* EXERCISE PROMPT: Show every line containing "Fixed" by copying it.

* TASK MATERIAL:
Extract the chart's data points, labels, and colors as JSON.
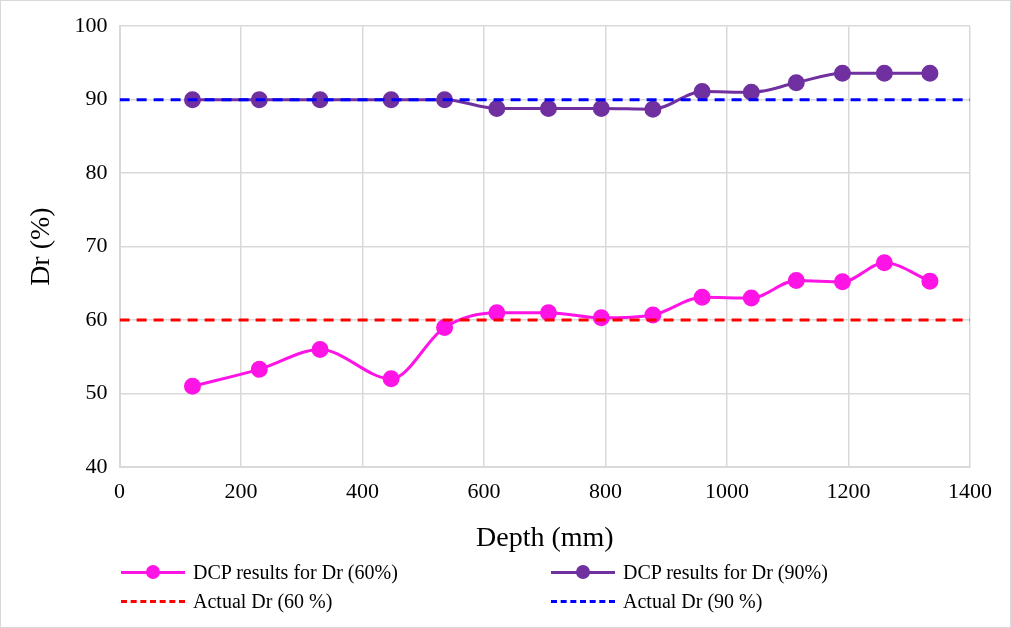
{
  "chart_data": {
    "type": "line",
    "xlabel": "Depth (mm)",
    "ylabel": "Dr (%)",
    "x": [
      120,
      230,
      330,
      447,
      535,
      621,
      706,
      793,
      878,
      959,
      1040,
      1114,
      1190,
      1259,
      1334
    ],
    "series": [
      {
        "name": "DCP results for Dr (60%)",
        "color": "#ff14e6",
        "values": [
          51,
          53.3,
          56,
          52,
          59,
          61,
          61,
          60.3,
          60.7,
          63.1,
          63,
          65.4,
          65.2,
          67.8,
          65.3
        ]
      },
      {
        "name": "DCP results for Dr (90%)",
        "color": "#7030a0",
        "values": [
          90,
          90,
          90,
          90,
          90,
          88.8,
          88.8,
          88.8,
          88.7,
          91.1,
          91,
          92.3,
          93.6,
          93.6,
          93.6
        ]
      }
    ],
    "ref_lines": [
      {
        "axis": "y",
        "value": 60,
        "label": "Actual Dr (60 %)",
        "color": "#ff0000",
        "line_style": "dashed"
      },
      {
        "axis": "y",
        "value": 90,
        "label": "Actual Dr (90 %)",
        "color": "#0000ff",
        "line_style": "dashed"
      }
    ],
    "xlim": [
      0,
      1400
    ],
    "xticks": [
      0,
      200,
      400,
      600,
      800,
      1000,
      1200,
      1400
    ],
    "ylim": [
      40,
      100
    ],
    "yticks": [
      40,
      50,
      60,
      70,
      80,
      90,
      100
    ],
    "grid": true,
    "legend": "bottom",
    "marker": "circle",
    "line_style": "solid"
  }
}
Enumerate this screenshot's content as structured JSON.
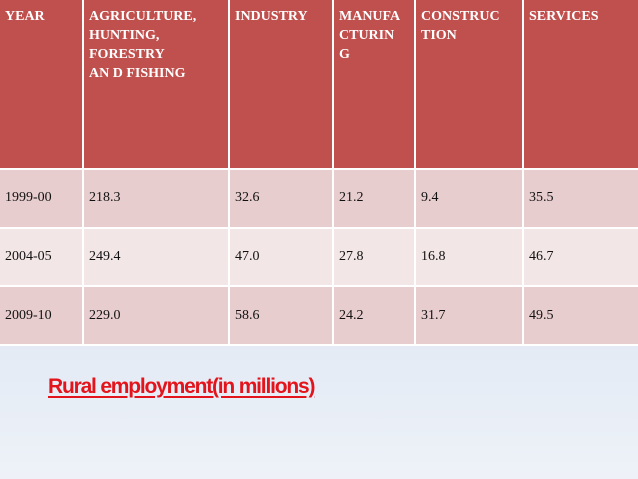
{
  "table": {
    "headers": [
      "YEAR",
      "AGRICULTURE,\nHUNTING,\nFORESTRY\nAN D FISHING",
      "INDUSTRY",
      "MANUFA\nCTURIN\nG",
      "CONSTRUC\nTION",
      "SERVICES"
    ],
    "rows": [
      [
        "1999-00",
        "218.3",
        "32.6",
        "21.2",
        "9.4",
        "35.5"
      ],
      [
        "2004-05",
        "249.4",
        "47.0",
        "27.8",
        "16.8",
        "46.7"
      ],
      [
        "2009-10",
        "229.0",
        "58.6",
        "24.2",
        "31.7",
        "49.5"
      ]
    ]
  },
  "caption": "Rural employment(in millions)",
  "colors": {
    "header_bg": "#c0504d",
    "row_odd_bg": "#e8cdce",
    "row_even_bg": "#f3e6e6",
    "caption": "#e3141b"
  }
}
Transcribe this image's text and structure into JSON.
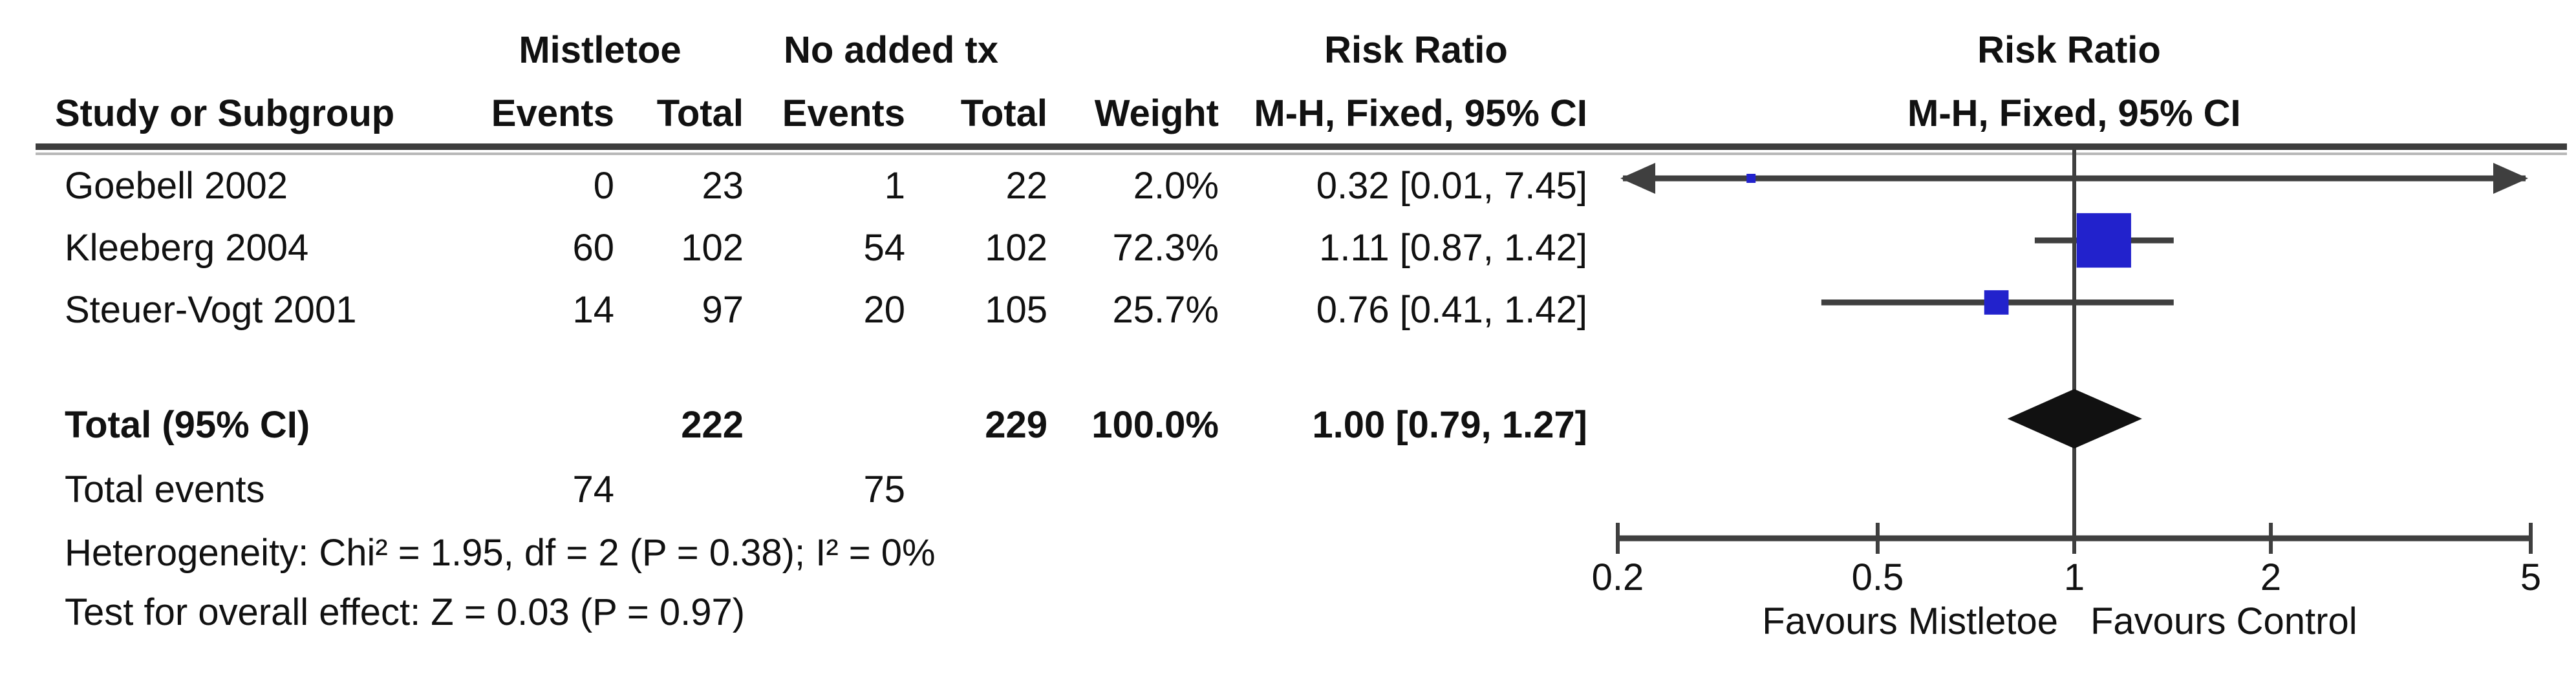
{
  "table": {
    "headers": {
      "group_mistletoe": "Mistletoe",
      "group_no_added_tx": "No added tx",
      "risk_ratio_text_col": "Risk Ratio",
      "risk_ratio_plot_col": "Risk Ratio",
      "study": "Study or Subgroup",
      "events1": "Events",
      "total1": "Total",
      "events2": "Events",
      "total2": "Total",
      "weight": "Weight",
      "mh_fixed_text_col": "M-H, Fixed, 95% CI",
      "mh_fixed_plot_col": "M-H, Fixed, 95% CI"
    },
    "rows": [
      {
        "study": "Goebell 2002",
        "e1": "0",
        "t1": "23",
        "e2": "1",
        "t2": "22",
        "weight": "2.0%",
        "ci": "0.32 [0.01, 7.45]"
      },
      {
        "study": "Kleeberg 2004",
        "e1": "60",
        "t1": "102",
        "e2": "54",
        "t2": "102",
        "weight": "72.3%",
        "ci": "1.11 [0.87, 1.42]"
      },
      {
        "study": "Steuer-Vogt 2001",
        "e1": "14",
        "t1": "97",
        "e2": "20",
        "t2": "105",
        "weight": "25.7%",
        "ci": "0.76 [0.41, 1.42]"
      }
    ],
    "total_row": {
      "label": "Total (95% CI)",
      "t1": "222",
      "t2": "229",
      "weight": "100.0%",
      "ci": "1.00 [0.79, 1.27]"
    },
    "total_events_row": {
      "label": "Total events",
      "e1": "74",
      "e2": "75"
    },
    "heterogeneity": "Heterogeneity: Chi² = 1.95, df = 2 (P = 0.38); I² = 0%",
    "overall_effect": "Test for overall effect: Z = 0.03 (P = 0.97)"
  },
  "chart_data": {
    "type": "forest",
    "x_scale": "log",
    "axis_range": [
      0.2,
      5
    ],
    "axis_ticks": [
      "0.2",
      "0.5",
      "1",
      "2",
      "5"
    ],
    "null_line": 1,
    "favours_left": "Favours Mistletoe",
    "favours_right": "Favours Control",
    "marker_color": "#2222cc",
    "diamond_color": "#111111",
    "line_color": "#3f3f3f",
    "studies": [
      {
        "name": "Goebell 2002",
        "rr": 0.32,
        "ci_low": 0.01,
        "ci_high": 7.45,
        "weight_pct": 2.0
      },
      {
        "name": "Kleeberg 2004",
        "rr": 1.11,
        "ci_low": 0.87,
        "ci_high": 1.42,
        "weight_pct": 72.3
      },
      {
        "name": "Steuer-Vogt 2001",
        "rr": 0.76,
        "ci_low": 0.41,
        "ci_high": 1.42,
        "weight_pct": 25.7
      }
    ],
    "total": {
      "rr": 1.0,
      "ci_low": 0.79,
      "ci_high": 1.27,
      "weight_pct": 100.0
    }
  }
}
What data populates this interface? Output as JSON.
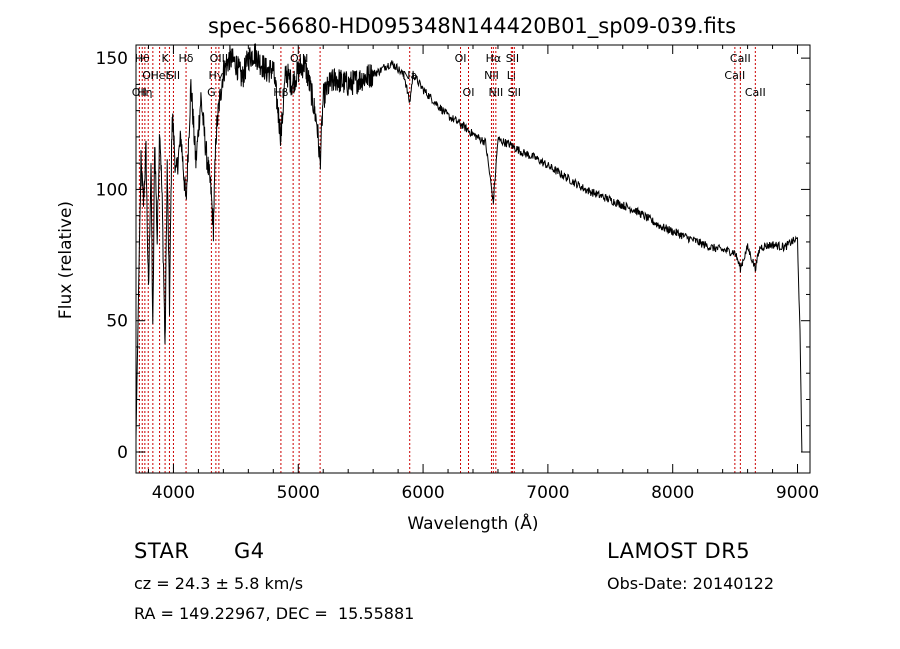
{
  "chart_data": {
    "type": "line",
    "title": "spec-56680-HD095348N144420B01_sp09-039.fits",
    "xlabel": "Wavelength (Å)",
    "ylabel": "Flux (relative)",
    "xlim": [
      3700,
      9100
    ],
    "ylim": [
      -8,
      155
    ],
    "xticks": [
      4000,
      5000,
      6000,
      7000,
      8000,
      9000
    ],
    "yticks": [
      0,
      50,
      100,
      150
    ],
    "grid": false,
    "line_color": "#000000",
    "marker_color": "#cc0000",
    "series": [
      {
        "x": [
          3700,
          3720,
          3740,
          3760,
          3780,
          3800,
          3820,
          3835,
          3850,
          3870,
          3890,
          3910,
          3933,
          3950,
          3968,
          3990,
          4020,
          4060,
          4101,
          4140,
          4180,
          4220,
          4260,
          4300,
          4320,
          4340,
          4360,
          4400,
          4450,
          4500,
          4550,
          4600,
          4650,
          4700,
          4750,
          4800,
          4861,
          4900,
          4950,
          5000,
          5050,
          5100,
          5150,
          5175,
          5200,
          5250,
          5300,
          5350,
          5400,
          5450,
          5500,
          5550,
          5600,
          5650,
          5700,
          5750,
          5800,
          5850,
          5893,
          5920,
          6000,
          6100,
          6200,
          6300,
          6400,
          6500,
          6563,
          6600,
          6700,
          6800,
          6900,
          7000,
          7100,
          7200,
          7300,
          7400,
          7500,
          7600,
          7700,
          7800,
          7900,
          8000,
          8100,
          8200,
          8300,
          8400,
          8498,
          8542,
          8600,
          8662,
          8700,
          8800,
          8900,
          8950,
          9000,
          9020,
          9035
        ],
        "y": [
          5,
          60,
          110,
          95,
          115,
          60,
          110,
          45,
          120,
          80,
          125,
          95,
          40,
          110,
          55,
          130,
          105,
          120,
          95,
          140,
          110,
          135,
          115,
          100,
          85,
          120,
          130,
          145,
          150,
          148,
          142,
          150,
          152,
          148,
          145,
          146,
          120,
          145,
          140,
          145,
          148,
          138,
          125,
          110,
          135,
          140,
          142,
          141,
          140,
          141,
          142,
          143,
          144,
          145,
          147,
          148,
          146,
          143,
          133,
          144,
          138,
          133,
          128,
          125,
          121,
          118,
          95,
          119,
          117,
          114,
          112,
          109,
          106,
          103,
          100,
          98,
          96,
          94,
          92,
          89,
          86,
          84,
          82,
          80,
          78,
          77,
          76,
          70,
          78,
          70,
          78,
          79,
          78,
          80,
          81,
          45,
          0
        ]
      }
    ],
    "markers": [
      {
        "x": 3727,
        "label": "OII",
        "row": 3
      },
      {
        "x": 3750,
        "label": "Hθ",
        "row": 1
      },
      {
        "x": 3771,
        "label": "Hη",
        "row": 3
      },
      {
        "x": 3798,
        "label": "OI",
        "row": 2
      },
      {
        "x": 3835,
        "label": "",
        "row": 0
      },
      {
        "x": 3889,
        "label": "HeI",
        "row": 2
      },
      {
        "x": 3933,
        "label": "K",
        "row": 1
      },
      {
        "x": 3968,
        "label": "",
        "row": 0
      },
      {
        "x": 4000,
        "label": "SII",
        "row": 2
      },
      {
        "x": 4101,
        "label": "Hδ",
        "row": 1
      },
      {
        "x": 4304,
        "label": "G",
        "row": 3
      },
      {
        "x": 4340,
        "label": "Hγ",
        "row": 2
      },
      {
        "x": 4364,
        "label": "OIII",
        "row": 1
      },
      {
        "x": 4861,
        "label": "Hβ",
        "row": 3
      },
      {
        "x": 4959,
        "label": "",
        "row": 0
      },
      {
        "x": 5007,
        "label": "OIII",
        "row": 1
      },
      {
        "x": 5175,
        "label": "",
        "row": 0
      },
      {
        "x": 5893,
        "label": "Na",
        "row": 2
      },
      {
        "x": 6300,
        "label": "OI",
        "row": 1
      },
      {
        "x": 6364,
        "label": "OI",
        "row": 3
      },
      {
        "x": 6548,
        "label": "NII",
        "row": 2
      },
      {
        "x": 6563,
        "label": "Hα",
        "row": 1
      },
      {
        "x": 6583,
        "label": "NII",
        "row": 3
      },
      {
        "x": 6707,
        "label": "Li",
        "row": 2
      },
      {
        "x": 6716,
        "label": "SII",
        "row": 1
      },
      {
        "x": 6731,
        "label": "SII",
        "row": 3
      },
      {
        "x": 8498,
        "label": "CaII",
        "row": 2
      },
      {
        "x": 8542,
        "label": "CaII",
        "row": 1
      },
      {
        "x": 8662,
        "label": "CaII",
        "row": 3
      }
    ]
  },
  "info": {
    "class_label": "STAR",
    "subclass": "G4",
    "survey": "LAMOST DR5",
    "cz": "cz = 24.3 ± 5.8 km/s",
    "obs_date": "Obs-Date: 20140122",
    "coords": "RA = 149.22967, DEC =  15.55881"
  }
}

* SOLUTION FOR THIS PROBLEM:
      "mh_fixed_text_col": "M-H, Fixed, 95% CI",
      "mh_fixed_plot_col": "M-H, Fixed, 95% CI"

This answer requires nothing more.